Short exercise. The entries below should be given again exactly, minus their pictures.

Given information.
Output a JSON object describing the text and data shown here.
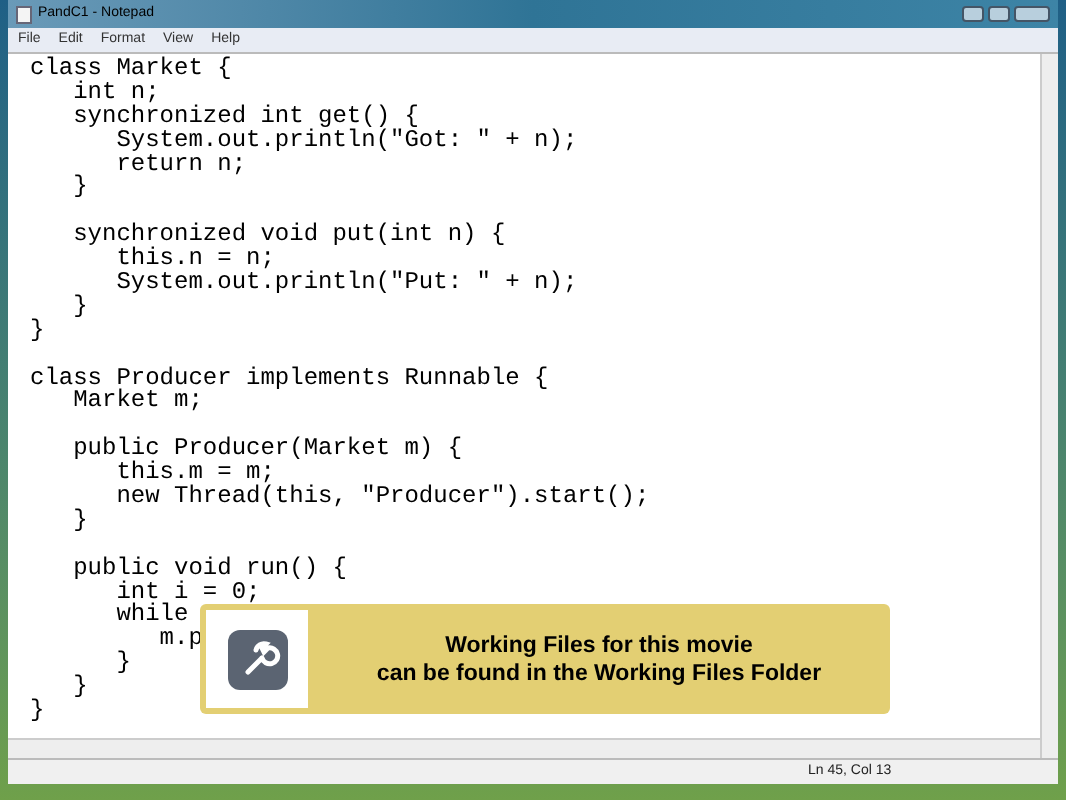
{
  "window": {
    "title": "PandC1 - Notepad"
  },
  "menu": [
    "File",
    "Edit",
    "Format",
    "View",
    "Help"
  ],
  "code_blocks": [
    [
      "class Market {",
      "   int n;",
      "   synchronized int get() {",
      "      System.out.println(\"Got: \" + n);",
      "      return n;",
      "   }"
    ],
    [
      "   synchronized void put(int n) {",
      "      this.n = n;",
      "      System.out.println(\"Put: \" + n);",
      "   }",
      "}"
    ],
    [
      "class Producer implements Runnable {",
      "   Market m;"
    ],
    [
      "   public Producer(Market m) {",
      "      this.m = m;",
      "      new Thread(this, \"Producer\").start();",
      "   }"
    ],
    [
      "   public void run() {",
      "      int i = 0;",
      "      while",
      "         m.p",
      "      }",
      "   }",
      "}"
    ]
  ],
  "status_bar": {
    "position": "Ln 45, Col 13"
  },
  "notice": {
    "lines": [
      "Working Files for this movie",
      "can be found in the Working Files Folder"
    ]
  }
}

Output for this exercise.
Output a JSON object describing the text and data shown here.
{
  "window": {
    "title": "PandC1 - Notepad"
  },
  "menu": [
    "File",
    "Edit",
    "Format",
    "View",
    "Help"
  ],
  "code_blocks": [
    [
      "class Market {",
      "   int n;",
      "   synchronized int get() {",
      "      System.out.println(\"Got: \" + n);",
      "      return n;",
      "   }"
    ],
    [
      "   synchronized void put(int n) {",
      "      this.n = n;",
      "      System.out.println(\"Put: \" + n);",
      "   }",
      "}"
    ],
    [
      "class Producer implements Runnable {",
      "   Market m;"
    ],
    [
      "   public Producer(Market m) {",
      "      this.m = m;",
      "      new Thread(this, \"Producer\").start();",
      "   }"
    ],
    [
      "   public void run() {",
      "      int i = 0;",
      "      while",
      "         m.p",
      "      }",
      "   }",
      "}"
    ]
  ],
  "status_bar": {
    "position": "Ln 45, Col 13"
  },
  "notice": {
    "lines": [
      "Working Files for this movie",
      "can be found in the Working Files Folder"
    ]
  }
}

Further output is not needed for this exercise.